◆ REQUIREMENTS ◆
Leave out the pictures and copy each record below exactly.

◆ EXERCISE INPUT ◆

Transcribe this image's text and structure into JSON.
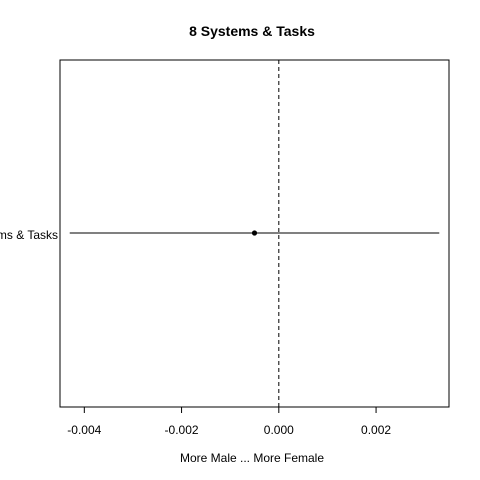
{
  "chart_data": {
    "type": "scatter",
    "title": "8 Systems & Tasks",
    "xlabel": "More Male ... More Female",
    "ylabel": "",
    "xlim": [
      -0.0045,
      0.0035
    ],
    "x_ticks": [
      -0.004,
      -0.002,
      0.0,
      0.002
    ],
    "x_tick_labels": [
      "-0.004",
      "-0.002",
      "0.000",
      "0.002"
    ],
    "reference_line": {
      "x": 0.0,
      "style": "dashed"
    },
    "categories": [
      "Systems & Tasks"
    ],
    "visible_category_label": "ms & Tasks",
    "points": [
      {
        "category": "Systems & Tasks",
        "estimate": -0.0005,
        "lower": -0.0043,
        "upper": 0.0033
      }
    ],
    "grid": false,
    "legend": "none"
  }
}
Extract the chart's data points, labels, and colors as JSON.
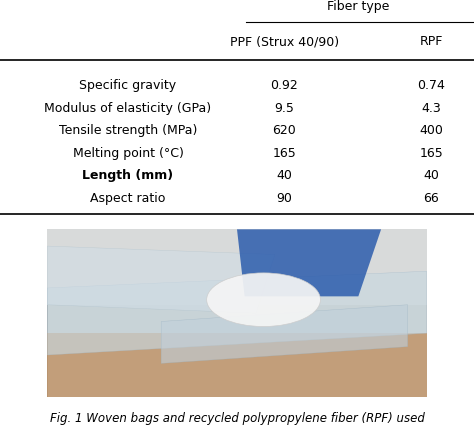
{
  "title_text": "Fiber type",
  "col_headers": [
    "PPF (Strux 40/90)",
    "RPF"
  ],
  "row_labels": [
    "Specific gravity",
    "Modulus of elasticity (GPa)",
    "Tensile strength (MPa)",
    "Melting point (°C)",
    "Length (mm)",
    "Aspect ratio"
  ],
  "col1_values": [
    "0.92",
    "9.5",
    "620",
    "165",
    "40",
    "90"
  ],
  "col2_values": [
    "0.74",
    "4.3",
    "400",
    "165",
    "40",
    "66"
  ],
  "fig_caption": "Fig. 1 Woven bags and recycled polypropylene fiber (RPF) used",
  "bg_color": "#ffffff",
  "text_color": "#000000",
  "font_size": 9,
  "bold_row": 4
}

◆ TASK RESPONSE ◆
Transcribe this image's text and structure into JSON.
{
  "chart_data": {
    "type": "scatter",
    "title": "8 Systems & Tasks",
    "xlabel": "More Male ... More Female",
    "ylabel": "",
    "xlim": [
      -0.0045,
      0.0035
    ],
    "x_ticks": [
      -0.004,
      -0.002,
      0.0,
      0.002
    ],
    "x_tick_labels": [
      "-0.004",
      "-0.002",
      "0.000",
      "0.002"
    ],
    "reference_line": {
      "x": 0.0,
      "style": "dashed"
    },
    "categories": [
      "Systems & Tasks"
    ],
    "visible_category_label": "ms & Tasks",
    "points": [
      {
        "category": "Systems & Tasks",
        "estimate": -0.0005,
        "lower": -0.0043,
        "upper": 0.0033
      }
    ],
    "grid": false,
    "legend": "none"
  }
}
Extract the chart's data points, labels, and colors as JSON.
{
  "title_text": "Fiber type",
  "col_headers": [
    "PPF (Strux 40/90)",
    "RPF"
  ],
  "row_labels": [
    "Specific gravity",
    "Modulus of elasticity (GPa)",
    "Tensile strength (MPa)",
    "Melting point (°C)",
    "Length (mm)",
    "Aspect ratio"
  ],
  "col1_values": [
    "0.92",
    "9.5",
    "620",
    "165",
    "40",
    "90"
  ],
  "col2_values": [
    "0.74",
    "4.3",
    "400",
    "165",
    "40",
    "66"
  ],
  "fig_caption": "Fig. 1 Woven bags and recycled polypropylene fiber (RPF) used",
  "bg_color": "#ffffff",
  "text_color": "#000000",
  "font_size": 9,
  "bold_row": 4
}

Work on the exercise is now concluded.